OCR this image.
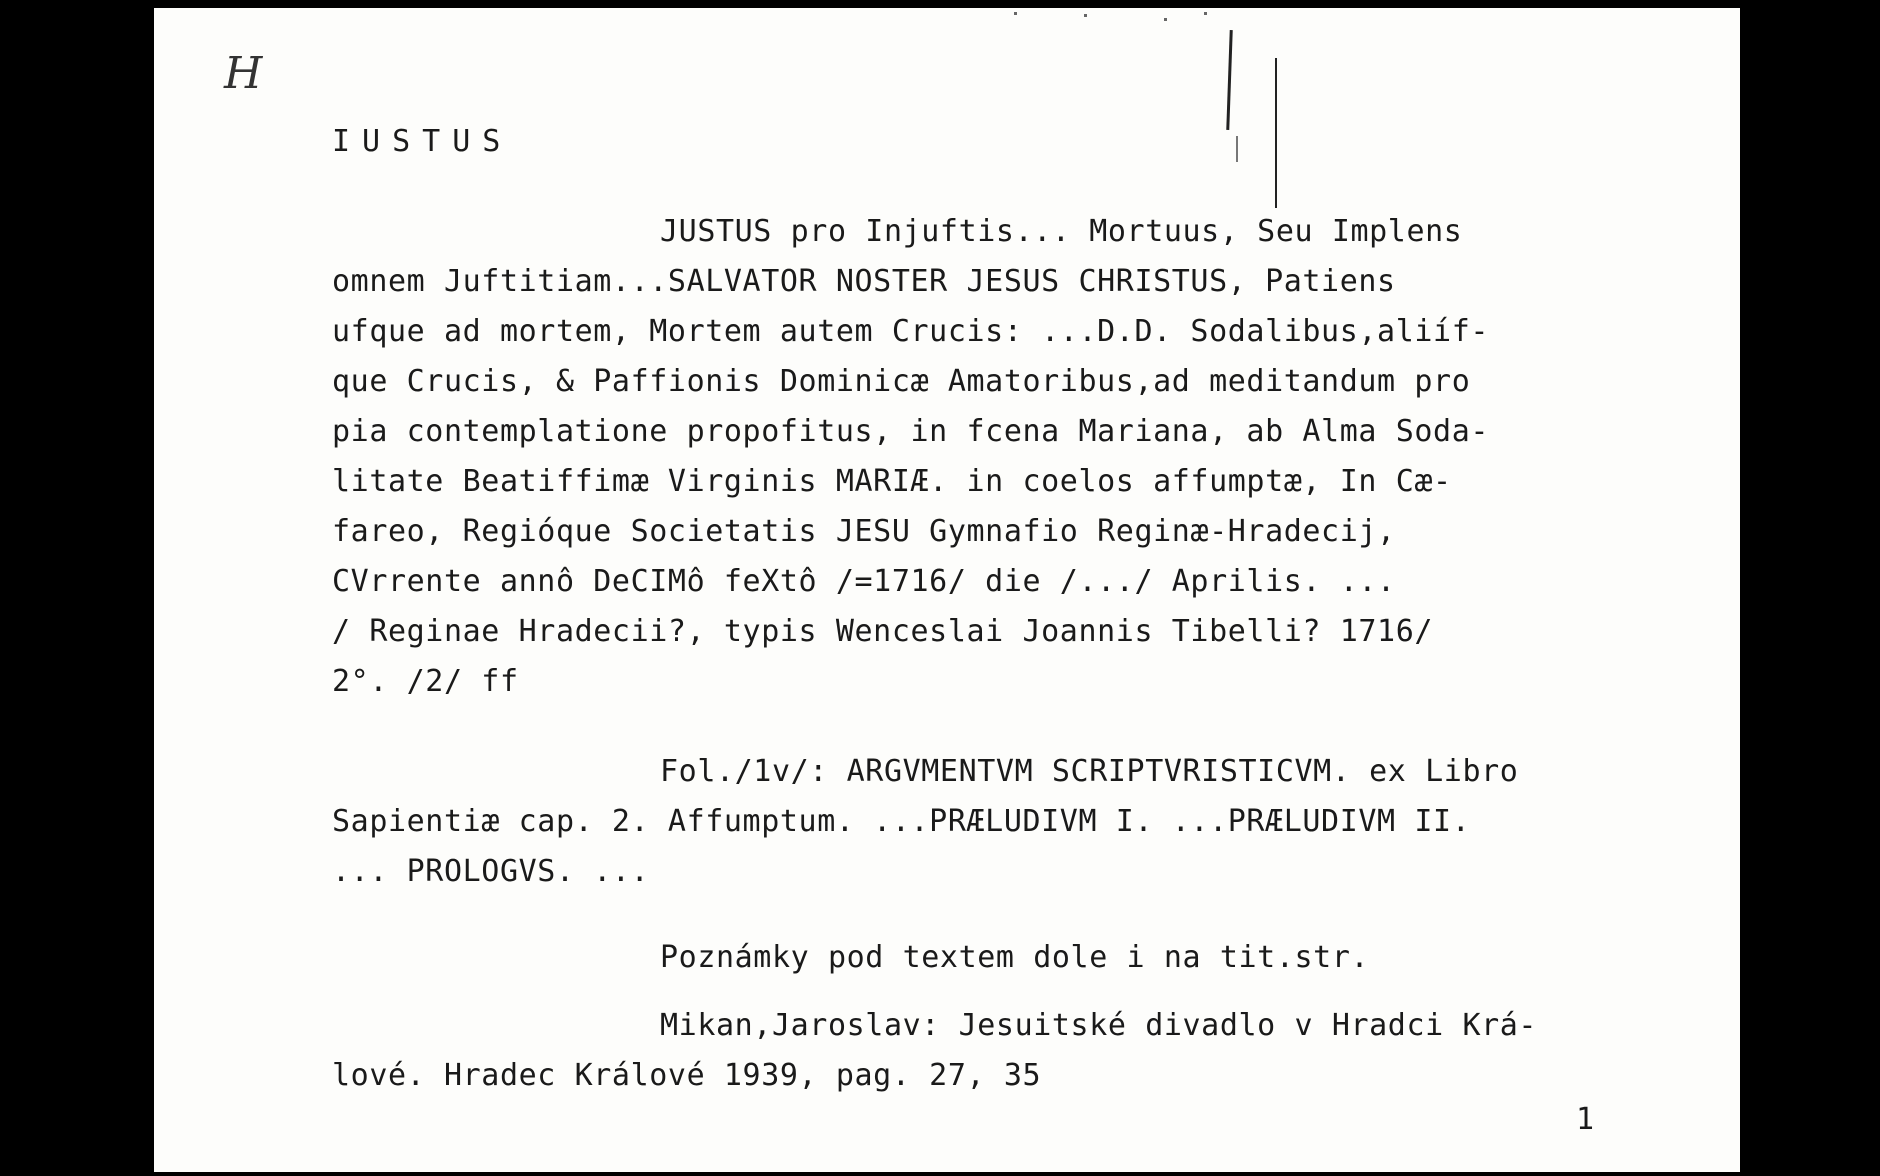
H
IUSTUS
JUSTUS pro Injuftis... Mortuus, Seu Implens
omnem Juftitiam...SALVATOR NOSTER JESUS CHRISTUS, Patiens
ufque ad mortem, Mortem autem Crucis: ...D.D. Sodalibus,aliíf-
que Crucis, & Paffionis Dominicæ Amatoribus,ad meditandum pro
pia contemplatione propofitus, in fcena Mariana, ab Alma Soda-
litate Beatiffimæ Virginis MARIÆ. in coelos affumptæ, In Cæ-
fareo, Regióque Societatis JESU Gymnafio Reginæ-Hradecij,
CVrrente annô DeCIMô feXtô /=1716/ die /.../ Aprilis. ...
/ Reginae Hradecii?, typis Wenceslai Joannis Tibelli? 1716/
2°. /2/ ff
Fol./1v/: ARGVMENTVM SCRIPTVRISTICVM. ex Libro
Sapientiæ cap. 2. Affumptum. ...PRÆLUDIVM I. ...PRÆLUDIVM II.
... PROLOGVS. ...
Poznámky pod textem dole i na tit.str.
Mikan,Jaroslav: Jesuitské divadlo v Hradci Krá-
lové. Hradec Králové 1939, pag. 27, 35
1
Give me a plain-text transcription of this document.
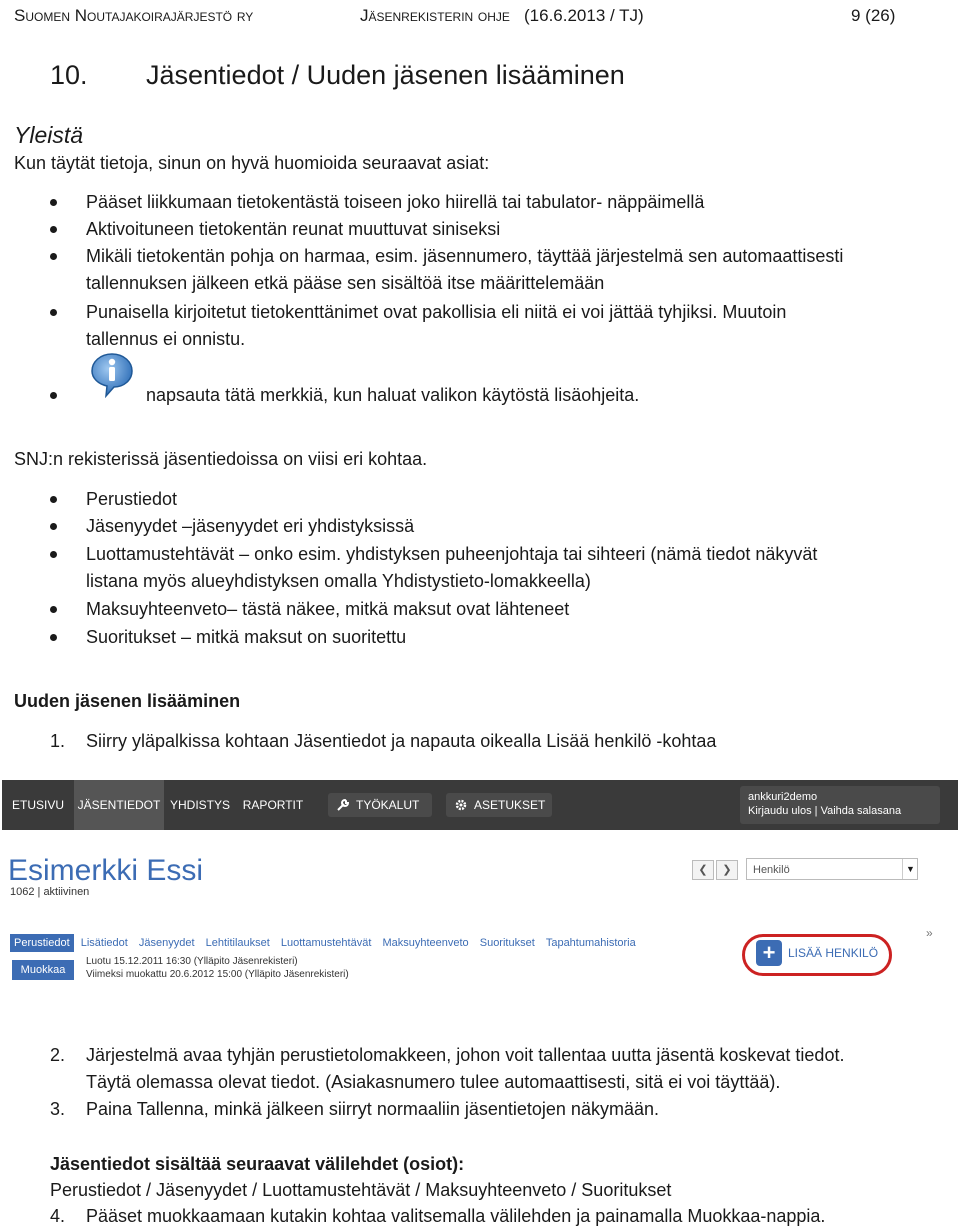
Suomen Noutajakoirajärjestö ry	Jäsenrekisterin ohje (16.6.2013 / TJ)	9 (26)
10. Jäsentiedot / Uuden jäsenen lisääminen
Yleistä
Kun täytät tietoja, sinun on hyvä huomioida seuraavat asiat:
Pääset liikkumaan tietokentästä toiseen joko hiirellä tai tabulator- näppäimellä
Aktivoituneen tietokentän reunat muuttuvat siniseksi
Mikäli tietokentän pohja on harmaa, esim. jäsennumero, täyttää järjestelmä sen automaattisesti
tallennuksen jälkeen etkä pääse sen sisältöä itse määrittelemään
Punaisella kirjoitetut tietokenttänimet ovat pakollisia eli niitä ei voi jättää tyhjiksi. Muutoin
tallennus ei onnistu.
napsauta tätä merkkiä, kun haluat valikon käytöstä lisäohjeita.
SNJ:n rekisterissä jäsentiedoissa on viisi eri kohtaa.
Perustiedot
Jäsenyydet –jäsenyydet eri yhdistyksissä
Luottamustehtävät – onko esim. yhdistyksen puheenjohtaja tai sihteeri (nämä tiedot näkyvät
listana myös alueyhdistyksen omalla Yhdistystieto-lomakkeella)
Maksuyhteenveto– tästä näkee, mitkä maksut ovat lähteneet
Suoritukset – mitkä maksut on suoritettu
Uuden jäsenen lisääminen
1. Siirry yläpalkissa kohtaan Jäsentiedot ja napauta oikealla Lisää henkilö -kohtaa
ETUSIVU	JÄSENTIEDOT YHDISTYS	RAPORTIT	TYÖKALUT	ASETUKSET
ankkuri2demo
Kirjaudu ulos | Vaihda salasana
Esimerkki Essi
1062 | aktiivinen
❮	❯	Henkilö	▼
Perustiedot Lisätiedot Jäsenyydet Lehtitilaukset Luottamustehtävät Maksuyhteenveto Suoritukset Tapahtumahistoria
»
Muokkaa
Luotu 15.12.2011 16:30 (Ylläpito Jäsenrekisteri)
Viimeksi muokattu 20.6.2012 15:00 (Ylläpito Jäsenrekisteri)
+	LISÄÄ HENKILÖ
2. Järjestelmä avaa tyhjän perustietolomakkeen, johon voit tallentaa uutta jäsentä koskevat tiedot.
Täytä olemassa olevat tiedot. (Asiakasnumero tulee automaattisesti, sitä ei voi täyttää).
3. Paina Tallenna, minkä jälkeen siirryt normaaliin jäsentietojen näkymään.
Jäsentiedot sisältää seuraavat välilehdet (osiot):
Perustiedot / Jäsenyydet / Luottamustehtävät / Maksuyhteenveto / Suoritukset
4. Pääset muokkaamaan kutakin kohtaa valitsemalla välilehden ja painamalla Muokkaa-nappia.
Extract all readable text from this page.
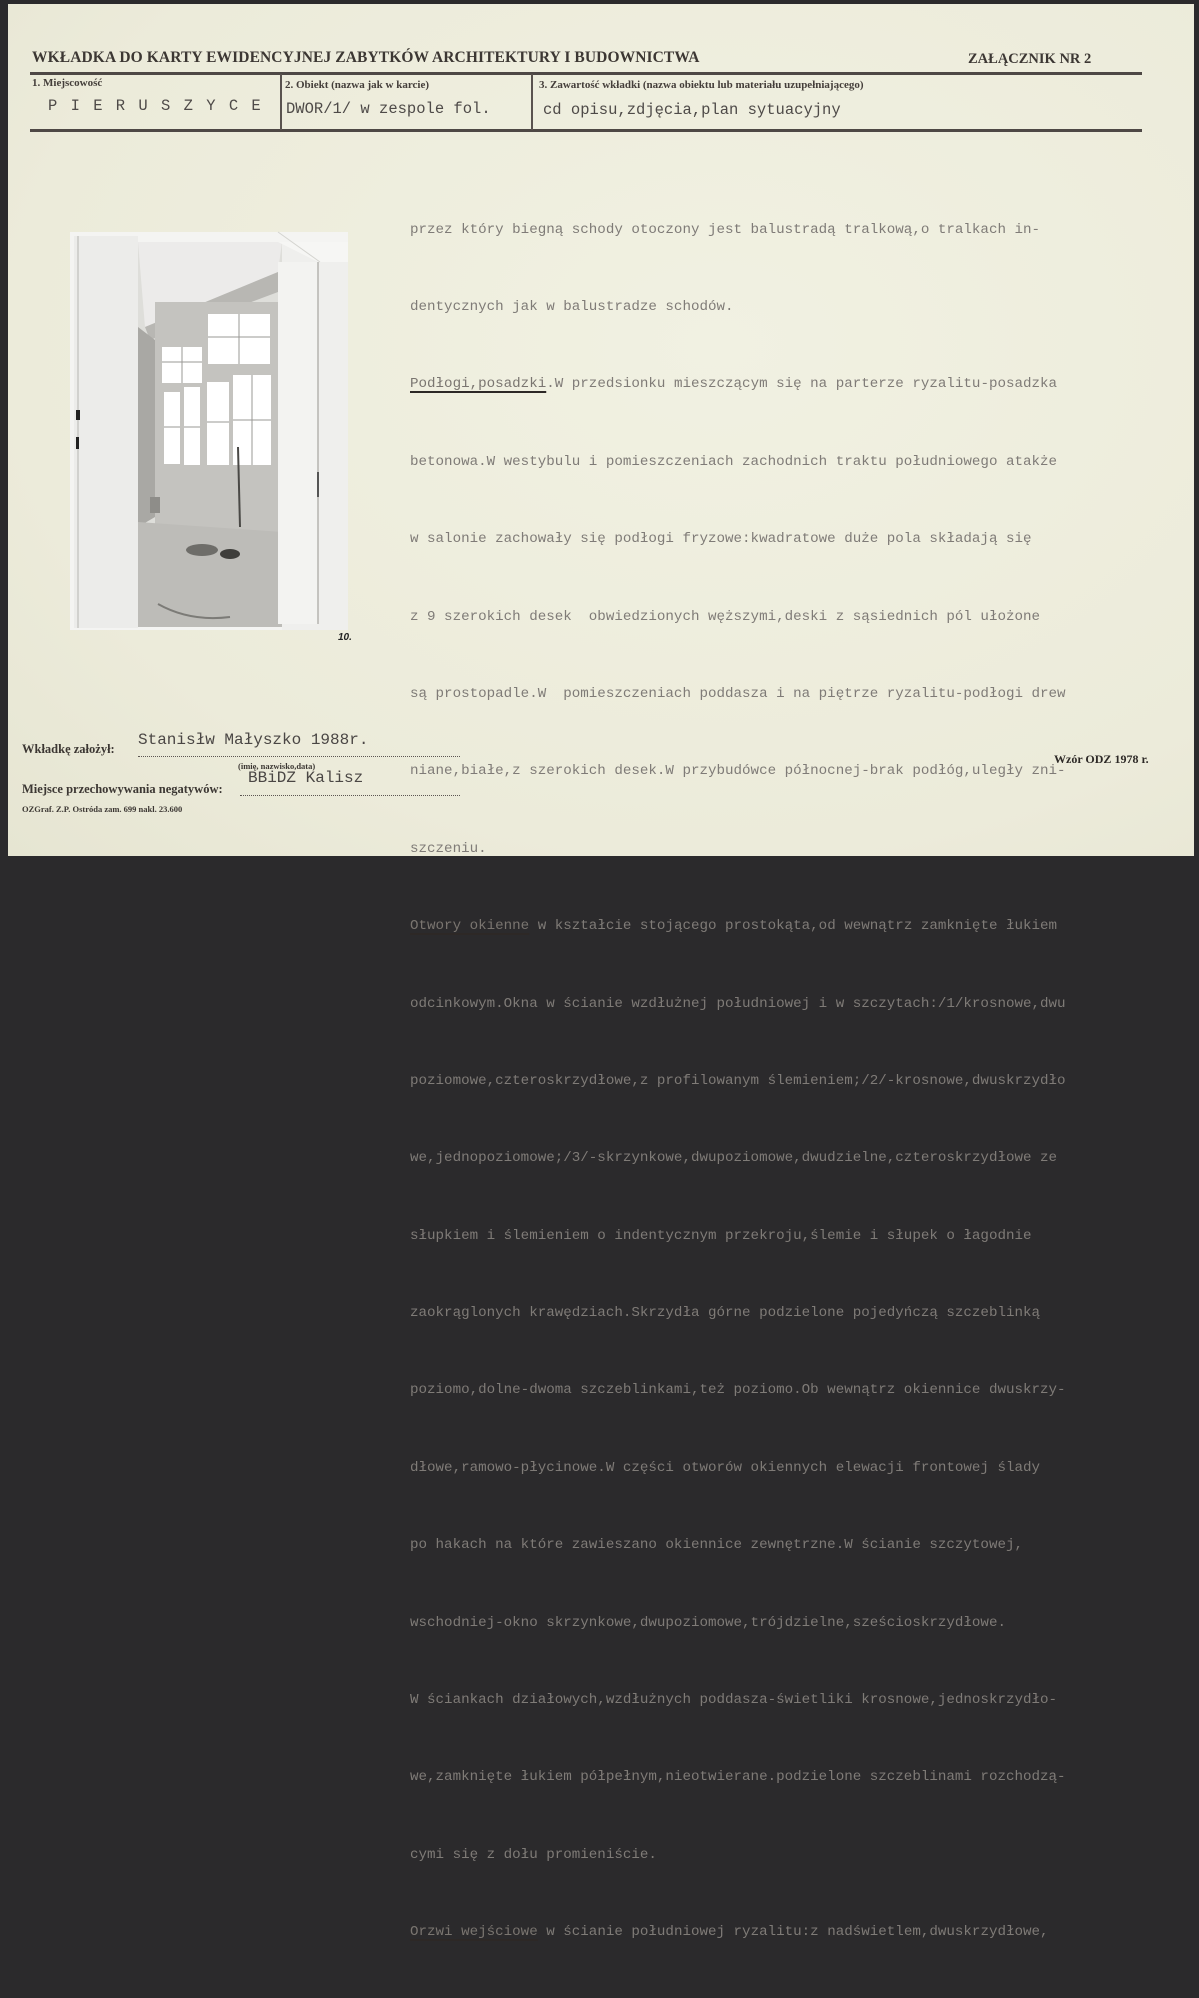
WKŁADKA DO KARTY EWIDENCYJNEJ ZABYTKÓW ARCHITEKTURY I BUDOWNICTWA	ZAŁĄCZNIK NR 2
1. Miejscowość
P I E R U S Z Y C E
2. Obiekt (nazwa jak w karcie)
DWOR/1/ w zespole fol.
3. Zawartość wkładki (nazwa obiektu lub materiału uzupełniającego)
cd opisu,zdjęcia,plan sytuacyjny
10.

przez który biegną schody otoczony jest balustradą tralkową,o tralkach in-

dentycznych jak w balustradze schodów.

Podłogi,posadzki.W przedsionku mieszczącym się na parterze ryzalitu-posadzka

betonowa.W westybulu i pomieszczeniach zachodnich traktu południowego atakże

w salonie zachowały się podłogi fryzowe:kwadratowe duże pola składają się

z 9 szerokich desek  obwiedzionych węższymi,deski z sąsiednich pól ułożone

są prostopadle.W  pomieszczeniach poddasza i na piętrze ryzalitu-podłogi drew

niane,białe,z szerokich desek.W przybudówce północnej-brak podłóg,uległy zni-

szczeniu.

Otwory okienne w kształcie stojącego prostokąta,od wewnątrz zamknięte łukiem

odcinkowym.Okna w ścianie wzdłużnej południowej i w szczytach:/1/krosnowe,dwu

poziomowe,czteroskrzydłowe,z profilowanym ślemieniem;/2/-krosnowe,dwuskrzydło

we,jednopoziomowe;/3/-skrzynkowe,dwupoziomowe,dwudzielne,czteroskrzydłowe ze

słupkiem i ślemieniem o indentycznym przekroju,ślemie i słupek o łagodnie

zaokrąglonych krawędziach.Skrzydła górne podzielone pojedyńczą szczeblinką

poziomo,dolne-dwoma szczeblinkami,też poziomo.Ob wewnątrz okiennice dwuskrzy-

dłowe,ramowo-płycinowe.W części otworów okiennych elewacji frontowej ślady

po hakach na które zawieszano okiennice zewnętrzne.W ścianie szczytowej,

wschodniej-okno skrzynkowe,dwupoziomowe,trójdzielne,sześcioskrzydłowe.

W ściankach działowych,wzdłużnych poddasza-świetliki krosnowe,jednoskrzydło-

we,zamknięte łukiem półpełnym,nieotwierane.podzielone szczeblinami rozchodzą-

cymi się z dołu promieniście.

Orzwi wejściowe w ścianie południowej ryzalitu:z nadświetlem,dwuskrzydłowe,

Wkładkę założył: Stanisłw Małyszko 1988r.
(imię, nazwisko,data)
Miejsce przechowywania negatywów:
BBiDZ Kalisz
OZGraf. Z.P. Ostróda zam. 699 nakl. 23.600
Wzór ODZ 1978 r.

══════════

#### REQUIRED WORK:
Retype the whole listing exactly and leave the pictures out.

#### RESULT FOR THIS EXERCISE:
OCR this image.
H
IUSTUS
JUSTUS pro Injuftis... Mortuus, Seu Implens
omnem Juftitiam...SALVATOR NOSTER JESUS CHRISTUS, Patiens
ufque ad mortem, Mortem autem Crucis: ...D.D. Sodalibus,aliíf-
que Crucis, & Paffionis Dominicæ Amatoribus,ad meditandum pro
pia contemplatione propofitus, in fcena Mariana, ab Alma Soda-
litate Beatiffimæ Virginis MARIÆ. in coelos affumptæ, In Cæ-
fareo, Regióque Societatis JESU Gymnafio Reginæ-Hradecij,
CVrrente annô DeCIMô feXtô /=1716/ die /.../ Aprilis. ...
/ Reginae Hradecii?, typis Wenceslai Joannis Tibelli? 1716/
2°. /2/ ff
Fol./1v/: ARGVMENTVM SCRIPTVRISTICVM. ex Libro
Sapientiæ cap. 2. Affumptum. ...PRÆLUDIVM I. ...PRÆLUDIVM II.
... PROLOGVS. ...
Poznámky pod textem dole i na tit.str.
Mikan,Jaroslav: Jesuitské divadlo v Hradci Krá-
lové. Hradec Králové 1939, pag. 27, 35
1
Give me a plain-text transcription of this document.
Suomen Noutajakoirajärjestö ry	Jäsenrekisterin ohje (16.6.2013 / TJ)	9 (26)
10. Jäsentiedot / Uuden jäsenen lisääminen
Yleistä
Kun täytät tietoja, sinun on hyvä huomioida seuraavat asiat:
Pääset liikkumaan tietokentästä toiseen joko hiirellä tai tabulator- näppäimellä
Aktivoituneen tietokentän reunat muuttuvat siniseksi
Mikäli tietokentän pohja on harmaa, esim. jäsennumero, täyttää järjestelmä sen automaattisesti
tallennuksen jälkeen etkä pääse sen sisältöä itse määrittelemään
Punaisella kirjoitetut tietokenttänimet ovat pakollisia eli niitä ei voi jättää tyhjiksi. Muutoin
tallennus ei onnistu.
napsauta tätä merkkiä, kun haluat valikon käytöstä lisäohjeita.
SNJ:n rekisterissä jäsentiedoissa on viisi eri kohtaa.
Perustiedot
Jäsenyydet –jäsenyydet eri yhdistyksissä
Luottamustehtävät – onko esim. yhdistyksen puheenjohtaja tai sihteeri (nämä tiedot näkyvät
listana myös alueyhdistyksen omalla Yhdistystieto-lomakkeella)
Maksuyhteenveto– tästä näkee, mitkä maksut ovat lähteneet
Suoritukset – mitkä maksut on suoritettu
Uuden jäsenen lisääminen
1. Siirry yläpalkissa kohtaan Jäsentiedot ja napauta oikealla Lisää henkilö -kohtaa
ETUSIVU	JÄSENTIEDOT YHDISTYS	RAPORTIT	TYÖKALUT	ASETUKSET
ankkuri2demo
Kirjaudu ulos | Vaihda salasana
Esimerkki Essi
1062 | aktiivinen
❮	❯	Henkilö	▼
Perustiedot Lisätiedot Jäsenyydet Lehtitilaukset Luottamustehtävät Maksuyhteenveto Suoritukset Tapahtumahistoria
»
Muokkaa
Luotu 15.12.2011 16:30 (Ylläpito Jäsenrekisteri)
Viimeksi muokattu 20.6.2012 15:00 (Ylläpito Jäsenrekisteri)
+	LISÄÄ HENKILÖ
2. Järjestelmä avaa tyhjän perustietolomakkeen, johon voit tallentaa uutta jäsentä koskevat tiedot.
Täytä olemassa olevat tiedot. (Asiakasnumero tulee automaattisesti, sitä ei voi täyttää).
3. Paina Tallenna, minkä jälkeen siirryt normaaliin jäsentietojen näkymään.
Jäsentiedot sisältää seuraavat välilehdet (osiot):
Perustiedot / Jäsenyydet / Luottamustehtävät / Maksuyhteenveto / Suoritukset
4. Pääset muokkaamaan kutakin kohtaa valitsemalla välilehden ja painamalla Muokkaa-nappia.
Extract all readable text from this page.
WKŁADKA DO KARTY EWIDENCYJNEJ ZABYTKÓW ARCHITEKTURY I BUDOWNICTWA	ZAŁĄCZNIK NR 2
1. Miejscowość
P I E R U S Z Y C E
2. Obiekt (nazwa jak w karcie)
DWOR/1/ w zespole fol.
3. Zawartość wkładki (nazwa obiektu lub materiału uzupełniającego)
cd opisu,zdjęcia,plan sytuacyjny
10.

przez który biegną schody otoczony jest balustradą tralkową,o tralkach in-

dentycznych jak w balustradze schodów.

Podłogi,posadzki.W przedsionku mieszczącym się na parterze ryzalitu-posadzka

betonowa.W westybulu i pomieszczeniach zachodnich traktu południowego atakże

w salonie zachowały się podłogi fryzowe:kwadratowe duże pola składają się

z 9 szerokich desek  obwiedzionych węższymi,deski z sąsiednich pól ułożone

są prostopadle.W  pomieszczeniach poddasza i na piętrze ryzalitu-podłogi drew

niane,białe,z szerokich desek.W przybudówce północnej-brak podłóg,uległy zni-

szczeniu.

Otwory okienne w kształcie stojącego prostokąta,od wewnątrz zamknięte łukiem

odcinkowym.Okna w ścianie wzdłużnej południowej i w szczytach:/1/krosnowe,dwu

poziomowe,czteroskrzydłowe,z profilowanym ślemieniem;/2/-krosnowe,dwuskrzydło

we,jednopoziomowe;/3/-skrzynkowe,dwupoziomowe,dwudzielne,czteroskrzydłowe ze

słupkiem i ślemieniem o indentycznym przekroju,ślemie i słupek o łagodnie

zaokrąglonych krawędziach.Skrzydła górne podzielone pojedyńczą szczeblinką

poziomo,dolne-dwoma szczeblinkami,też poziomo.Ob wewnątrz okiennice dwuskrzy-

dłowe,ramowo-płycinowe.W części otworów okiennych elewacji frontowej ślady

po hakach na które zawieszano okiennice zewnętrzne.W ścianie szczytowej,

wschodniej-okno skrzynkowe,dwupoziomowe,trójdzielne,sześcioskrzydłowe.

W ściankach działowych,wzdłużnych poddasza-świetliki krosnowe,jednoskrzydło-

we,zamknięte łukiem półpełnym,nieotwierane.podzielone szczeblinami rozchodzą-

cymi się z dołu promieniście.

Orzwi wejściowe w ścianie południowej ryzalitu:z nadświetlem,dwuskrzydłowe,

Wkładkę założył: Stanisłw Małyszko 1988r.
(imię, nazwisko,data)
Miejsce przechowywania negatywów:
BBiDZ Kalisz
OZGraf. Z.P. Ostróda zam. 699 nakl. 23.600
Wzór ODZ 1978 r.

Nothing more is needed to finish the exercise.